> REQUIRED TASK: Here are some records; return them all exactly.

Stored entries

··········

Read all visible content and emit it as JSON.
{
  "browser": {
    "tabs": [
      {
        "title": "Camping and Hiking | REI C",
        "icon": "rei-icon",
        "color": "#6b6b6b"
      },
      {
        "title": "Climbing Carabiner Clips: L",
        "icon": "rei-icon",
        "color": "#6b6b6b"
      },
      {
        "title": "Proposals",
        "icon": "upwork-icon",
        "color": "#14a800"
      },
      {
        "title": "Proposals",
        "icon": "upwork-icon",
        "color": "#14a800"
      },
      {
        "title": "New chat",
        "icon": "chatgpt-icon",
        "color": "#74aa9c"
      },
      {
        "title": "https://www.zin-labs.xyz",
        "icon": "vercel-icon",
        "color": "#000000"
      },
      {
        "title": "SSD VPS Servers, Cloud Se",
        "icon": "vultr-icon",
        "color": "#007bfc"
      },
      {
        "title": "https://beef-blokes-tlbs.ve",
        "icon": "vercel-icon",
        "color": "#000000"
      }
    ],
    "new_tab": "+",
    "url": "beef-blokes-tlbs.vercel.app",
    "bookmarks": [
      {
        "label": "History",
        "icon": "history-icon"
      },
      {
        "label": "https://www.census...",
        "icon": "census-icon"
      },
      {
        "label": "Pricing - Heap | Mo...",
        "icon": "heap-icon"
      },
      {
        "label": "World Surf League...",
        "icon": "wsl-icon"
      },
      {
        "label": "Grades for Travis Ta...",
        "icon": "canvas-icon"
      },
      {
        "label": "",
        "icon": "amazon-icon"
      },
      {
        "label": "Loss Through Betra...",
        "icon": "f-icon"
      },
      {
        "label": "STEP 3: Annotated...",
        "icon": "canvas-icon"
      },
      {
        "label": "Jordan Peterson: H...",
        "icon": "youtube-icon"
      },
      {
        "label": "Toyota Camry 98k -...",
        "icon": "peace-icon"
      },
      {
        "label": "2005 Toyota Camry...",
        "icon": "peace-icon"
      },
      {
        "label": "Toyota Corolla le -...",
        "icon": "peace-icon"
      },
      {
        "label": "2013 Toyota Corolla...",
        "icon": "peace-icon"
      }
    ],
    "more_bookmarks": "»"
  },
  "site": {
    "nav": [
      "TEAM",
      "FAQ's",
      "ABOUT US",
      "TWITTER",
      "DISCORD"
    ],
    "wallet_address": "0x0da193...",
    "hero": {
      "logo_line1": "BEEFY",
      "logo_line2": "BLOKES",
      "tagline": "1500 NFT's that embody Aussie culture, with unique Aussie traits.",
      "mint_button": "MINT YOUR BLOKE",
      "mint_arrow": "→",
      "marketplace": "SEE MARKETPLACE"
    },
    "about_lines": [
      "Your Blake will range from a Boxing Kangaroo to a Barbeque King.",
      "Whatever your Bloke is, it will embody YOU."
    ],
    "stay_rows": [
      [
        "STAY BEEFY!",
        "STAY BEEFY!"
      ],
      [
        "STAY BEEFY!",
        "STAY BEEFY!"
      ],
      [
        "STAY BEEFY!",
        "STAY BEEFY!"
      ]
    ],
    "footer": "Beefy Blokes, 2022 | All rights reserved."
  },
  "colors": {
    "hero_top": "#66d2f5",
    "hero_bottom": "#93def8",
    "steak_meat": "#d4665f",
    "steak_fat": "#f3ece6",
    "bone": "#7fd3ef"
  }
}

··········

> EXERCISE RESULT:
Read all visible content and emit it as JSON.
{
  "browser": {
    "tabs": [
      {
        "title": "Camping and Hiking | REI C",
        "icon": "rei-icon",
        "color": "#6b6b6b"
      },
      {
        "title": "Climbing Carabiner Clips: L",
        "icon": "rei-icon",
        "color": "#6b6b6b"
      },
      {
        "title": "Proposals",
        "icon": "upwork-icon",
        "color": "#14a800"
      },
      {
        "title": "Proposals",
        "icon": "upwork-icon",
        "color": "#14a800"
      },
      {
        "title": "New chat",
        "icon": "chatgpt-icon",
        "color": "#74aa9c"
      },
      {
        "title": "https://www.zin-labs.xyz",
        "icon": "vercel-icon",
        "color": "#000000"
      },
      {
        "title": "SSD VPS Servers, Cloud Se",
        "icon": "vultr-icon",
        "color": "#007bfc"
      },
      {
        "title": "https://beef-blokes-tlbs.ve",
        "icon": "vercel-icon",
        "color": "#000000"
      }
    ],
    "new_tab": "+",
    "url": "beef-blokes-tlbs.vercel.app",
    "bookmarks": [
      {
        "label": "History",
        "icon": "history-icon"
      },
      {
        "label": "https://www.census...",
        "icon": "census-icon"
      },
      {
        "label": "Pricing - Heap | Mo...",
        "icon": "heap-icon"
      },
      {
        "label": "World Surf League...",
        "icon": "wsl-icon"
      },
      {
        "label": "Grades for Travis Ta...",
        "icon": "canvas-icon"
      },
      {
        "label": "",
        "icon": "amazon-icon"
      },
      {
        "label": "Loss Through Betra...",
        "icon": "f-icon"
      },
      {
        "label": "STEP 3: Annotated...",
        "icon": "canvas-icon"
      },
      {
        "label": "Jordan Peterson: H...",
        "icon": "youtube-icon"
      },
      {
        "label": "Toyota Camry 98k -...",
        "icon": "peace-icon"
      },
      {
        "label": "2005 Toyota Camry...",
        "icon": "peace-icon"
      },
      {
        "label": "Toyota Corolla le -...",
        "icon": "peace-icon"
      },
      {
        "label": "2013 Toyota Corolla...",
        "icon": "peace-icon"
      }
    ],
    "more_bookmarks": "»"
  },
  "site": {
    "nav": [
      "TEAM",
      "FAQ's",
      "ABOUT US",
      "TWITTER",
      "DISCORD"
    ],
    "wallet_address": "0x0da193...",
    "hero": {
      "logo_line1": "BEEFY",
      "logo_line2": "BLOKES",
      "tagline": "1500 NFT's that embody Aussie culture, with unique Aussie traits.",
      "mint_button": "MINT YOUR BLOKE",
      "mint_arrow": "→",
      "marketplace": "SEE MARKETPLACE"
    },
    "about_lines": [
      "Your Blake will range from a Boxing Kangaroo to a Barbeque King.",
      "Whatever your Bloke is, it will embody YOU."
    ],
    "stay_rows": [
      [
        "STAY BEEFY!",
        "STAY BEEFY!"
      ],
      [
        "STAY BEEFY!",
        "STAY BEEFY!"
      ],
      [
        "STAY BEEFY!",
        "STAY BEEFY!"
      ]
    ],
    "footer": "Beefy Blokes, 2022 | All rights reserved."
  },
  "colors": {
    "hero_top": "#66d2f5",
    "hero_bottom": "#93def8",
    "steak_meat": "#d4665f",
    "steak_fat": "#f3ece6",
    "bone": "#7fd3ef"
  }
}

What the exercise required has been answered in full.